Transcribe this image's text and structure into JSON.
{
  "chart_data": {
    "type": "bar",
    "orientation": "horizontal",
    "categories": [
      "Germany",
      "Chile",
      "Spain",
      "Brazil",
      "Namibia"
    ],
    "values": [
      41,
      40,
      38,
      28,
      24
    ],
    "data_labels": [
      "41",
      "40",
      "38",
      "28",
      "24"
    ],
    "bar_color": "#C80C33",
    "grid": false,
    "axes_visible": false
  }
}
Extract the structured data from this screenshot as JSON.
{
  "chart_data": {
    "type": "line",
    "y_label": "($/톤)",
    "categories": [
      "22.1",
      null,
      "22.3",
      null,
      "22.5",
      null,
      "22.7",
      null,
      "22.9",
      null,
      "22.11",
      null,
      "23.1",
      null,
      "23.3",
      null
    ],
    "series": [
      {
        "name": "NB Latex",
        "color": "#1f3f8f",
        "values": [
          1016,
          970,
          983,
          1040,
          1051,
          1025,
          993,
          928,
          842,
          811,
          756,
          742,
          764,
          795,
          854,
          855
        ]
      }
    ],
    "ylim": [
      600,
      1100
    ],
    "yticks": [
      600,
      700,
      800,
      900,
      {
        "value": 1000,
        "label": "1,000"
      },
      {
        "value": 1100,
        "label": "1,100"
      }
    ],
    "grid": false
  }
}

○ ○ ○

- _PROBLEM DESCRIPTION_:
Write out every line of the material again, exactly as it reads.

- _ANSWER TO THE EXERCISE_:
Transcribe this image's text and structure into JSON.
{
  "chart_data": {
    "type": "bar",
    "orientation": "horizontal",
    "categories": [
      "Germany",
      "Chile",
      "Spain",
      "Brazil",
      "Namibia"
    ],
    "values": [
      41,
      40,
      38,
      28,
      24
    ],
    "data_labels": [
      "41",
      "40",
      "38",
      "28",
      "24"
    ],
    "bar_color": "#C80C33",
    "grid": false,
    "axes_visible": false
  }
}
Extract the structured data from this screenshot as JSON.
{
  "chart_data": {
    "type": "line",
    "y_label": "($/톤)",
    "categories": [
      "22.1",
      null,
      "22.3",
      null,
      "22.5",
      null,
      "22.7",
      null,
      "22.9",
      null,
      "22.11",
      null,
      "23.1",
      null,
      "23.3",
      null
    ],
    "series": [
      {
        "name": "NB Latex",
        "color": "#1f3f8f",
        "values": [
          1016,
          970,
          983,
          1040,
          1051,
          1025,
          993,
          928,
          842,
          811,
          756,
          742,
          764,
          795,
          854,
          855
        ]
      }
    ],
    "ylim": [
      600,
      1100
    ],
    "yticks": [
      600,
      700,
      800,
      900,
      {
        "value": 1000,
        "label": "1,000"
      },
      {
        "value": 1100,
        "label": "1,100"
      }
    ],
    "grid": false
  }
}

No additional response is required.